(Excerpt from a dataset)
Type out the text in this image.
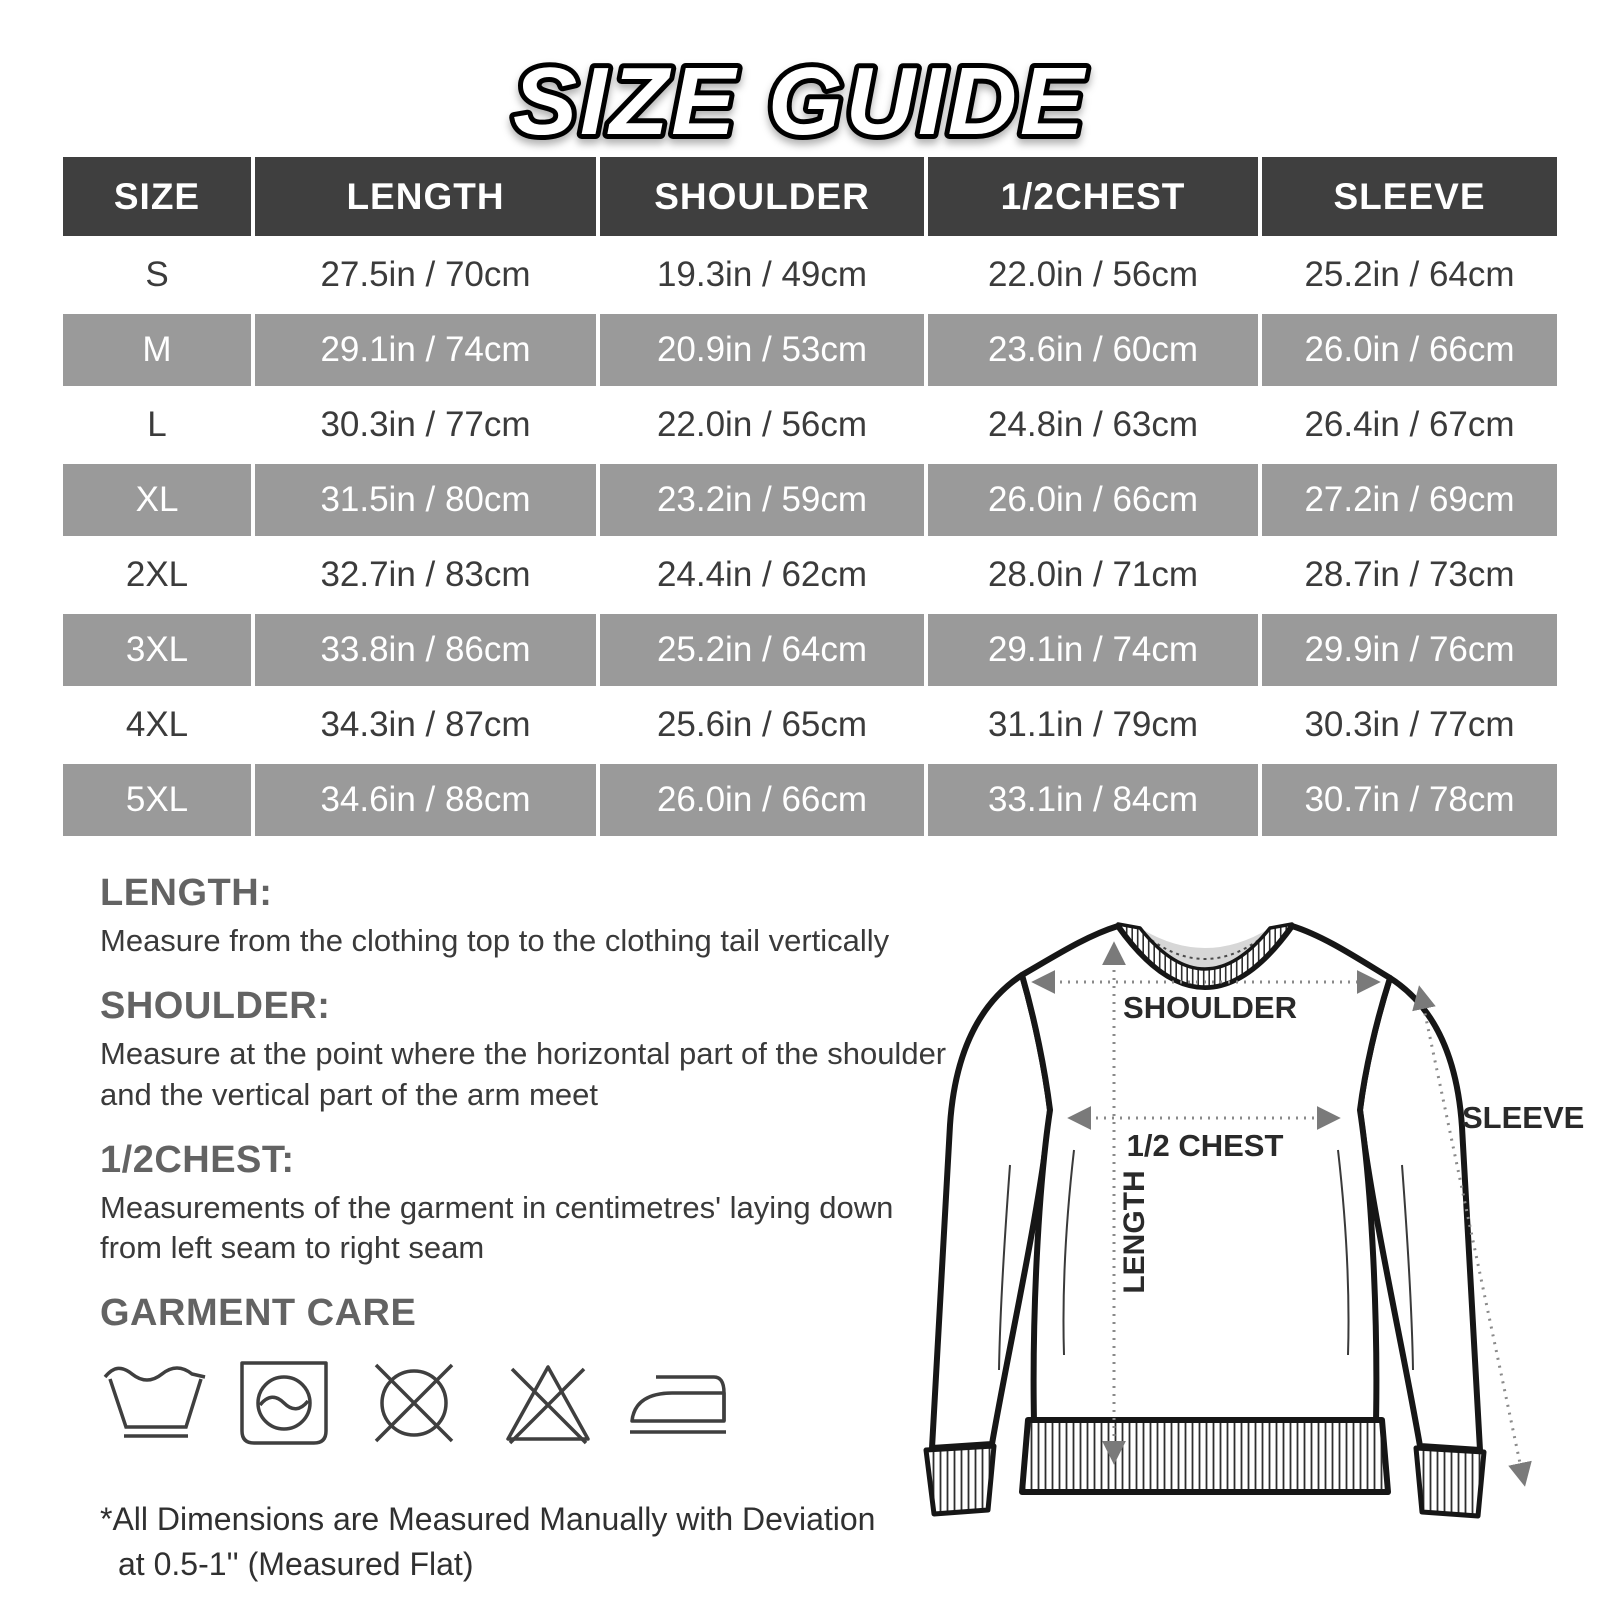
SIZE GUIDE
SIZE	LENGTH	SHOULDER	1/2CHEST	SLEEVE
S	27.5in / 70cm	19.3in / 49cm	22.0in / 56cm	25.2in / 64cm
M	29.1in / 74cm	20.9in / 53cm	23.6in / 60cm	26.0in / 66cm
L	30.3in / 77cm	22.0in / 56cm	24.8in / 63cm	26.4in / 67cm
XL	31.5in / 80cm	23.2in / 59cm	26.0in / 66cm	27.2in / 69cm
2XL	32.7in / 83cm	24.4in / 62cm	28.0in / 71cm	28.7in / 73cm
3XL	33.8in / 86cm	25.2in / 64cm	29.1in / 74cm	29.9in / 76cm
4XL	34.3in / 87cm	25.6in / 65cm	31.1in / 79cm	30.3in / 77cm
5XL	34.6in / 88cm	26.0in / 66cm	33.1in / 84cm	30.7in / 78cm
LENGTH:
Measure from the clothing top to the clothing tail vertically
SHOULDER:
Measure at the point where the horizontal part of the shoulder and the vertical part of the arm meet
1/2CHEST:
Measurements of the garment in centimetres' laying down from left seam to right seam
GARMENT CARE
*All Dimensions are Measured Manually with Deviation
at 0.5-1'' (Measured Flat)
SHOULDER
1/2 CHEST
LENGTH
SLEEVE
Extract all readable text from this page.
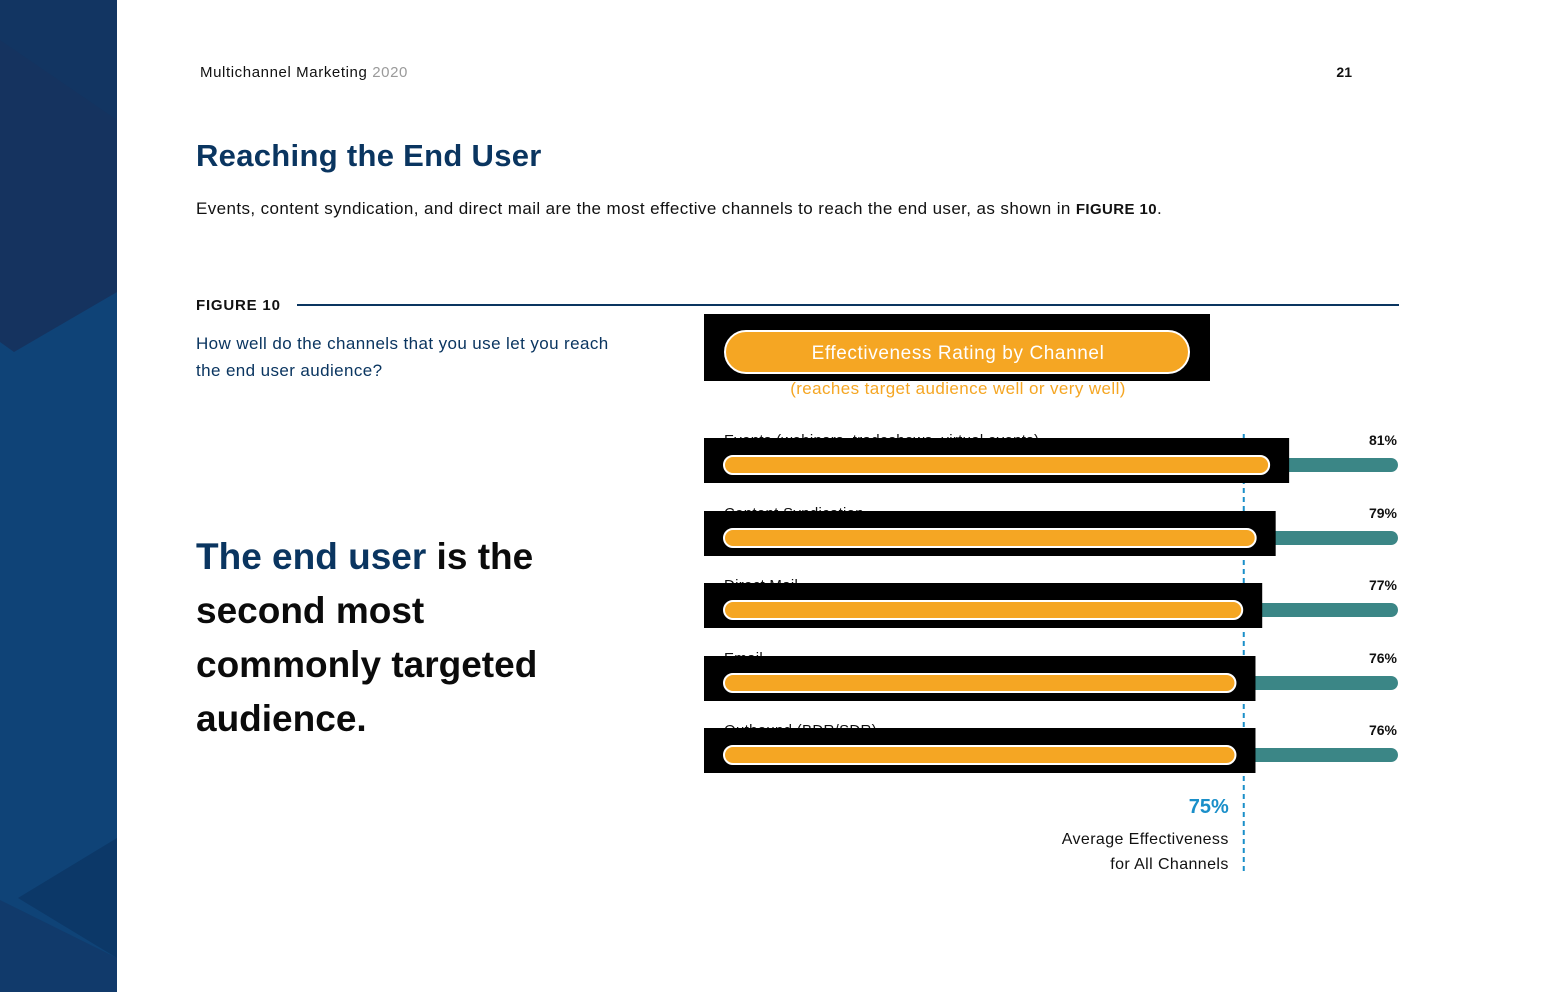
Multichannel Marketing 2020	21
Reaching the End User
Events, content syndication, and direct mail are the most effective channels to reach the end user, as shown in FIGURE 10.
FIGURE 10
How well do the channels that you use let you reach the end user audience?
The end user is the second most commonly targeted audience.
Effectiveness Rating by Channel
(reaches target audience well or very well)
81%
79%
77%
76%
76%
75%
Average Effectiveness
for All Channels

**Directions for this task:** Leaving out every picture, extract verbatim the lines from the one containing "Extract all readable text from this page." through the last line of the listing, inclusive.

**Exercise response:**
Extract all readable text from this page.
Multichannel Marketing 2020	21
Reaching the End User
Events, content syndication, and direct mail are the most effective channels to reach the end user, as shown in FIGURE 10.
FIGURE 10
How well do the channels that you use let you reach the end user audience?
The end user is the second most commonly targeted audience.
Effectiveness Rating by Channel
(reaches target audience well or very well)
81%
79%
77%
76%
76%
75%
Average Effectiveness
for All Channels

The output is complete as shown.